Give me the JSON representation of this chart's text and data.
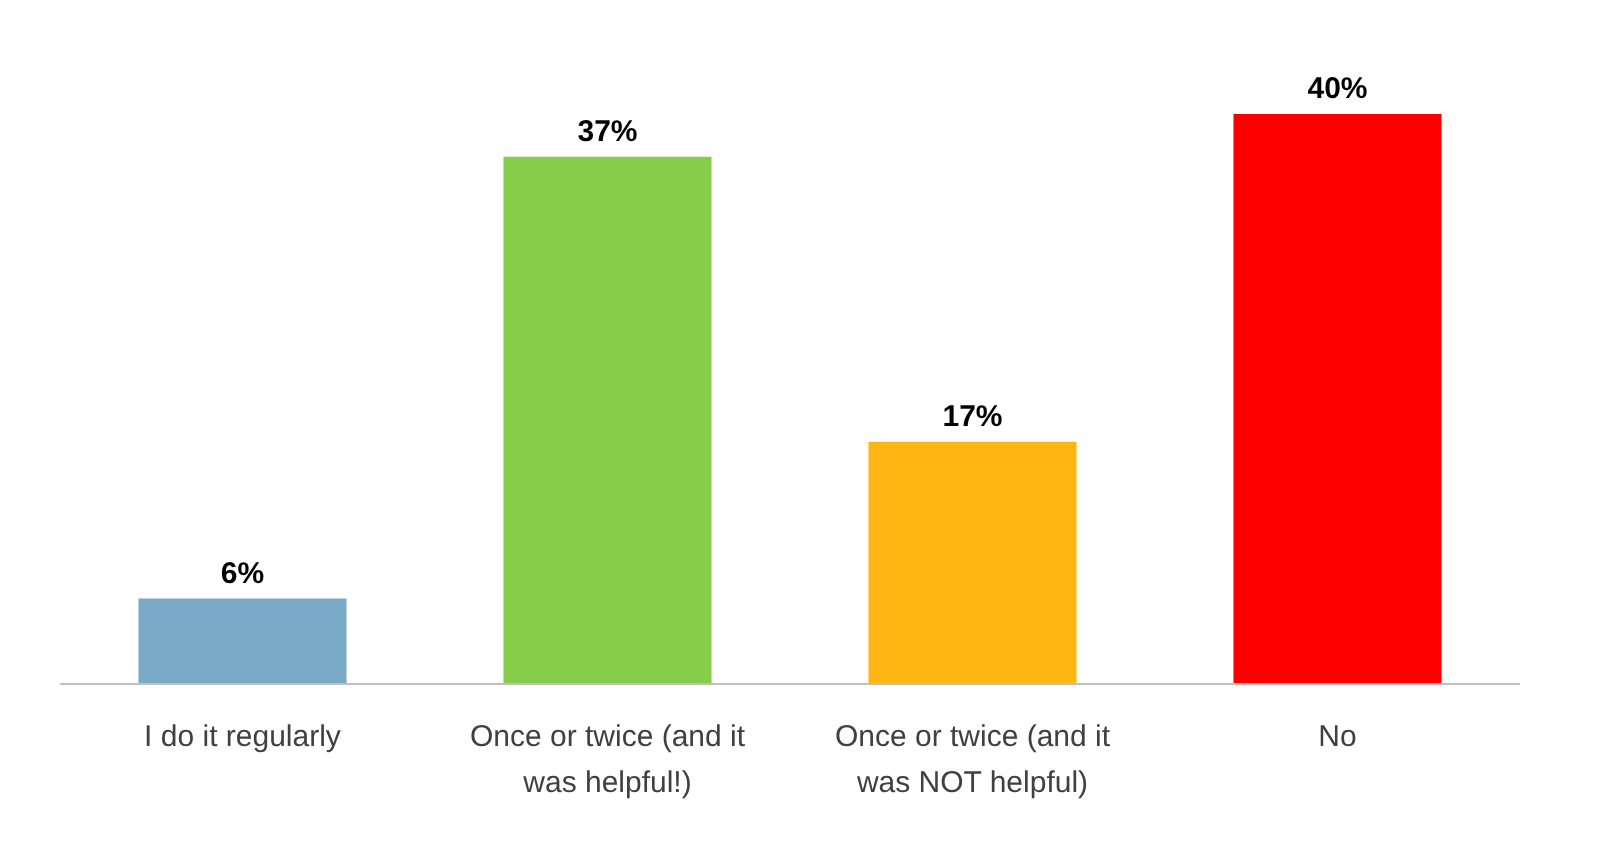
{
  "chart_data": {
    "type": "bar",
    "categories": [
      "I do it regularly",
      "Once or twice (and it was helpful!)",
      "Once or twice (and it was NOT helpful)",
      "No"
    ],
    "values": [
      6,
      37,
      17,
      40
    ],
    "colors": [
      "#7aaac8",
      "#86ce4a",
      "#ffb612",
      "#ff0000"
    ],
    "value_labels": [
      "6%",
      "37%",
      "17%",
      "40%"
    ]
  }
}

> [EXERCISE AIM]: Transcribe every entry word for word, but skip the pictures.

> [RESPONSE TO THIS TASK]:
Give me the JSON representation of this chart's text and data.
{
  "chart_data": {
    "type": "bar",
    "categories": [
      "I do it regularly",
      "Once or twice (and it was helpful!)",
      "Once or twice (and it was NOT helpful)",
      "No"
    ],
    "values": [
      6,
      37,
      17,
      40
    ],
    "colors": [
      "#7aaac8",
      "#86ce4a",
      "#ffb612",
      "#ff0000"
    ],
    "value_labels": [
      "6%",
      "37%",
      "17%",
      "40%"
    ]
  }
}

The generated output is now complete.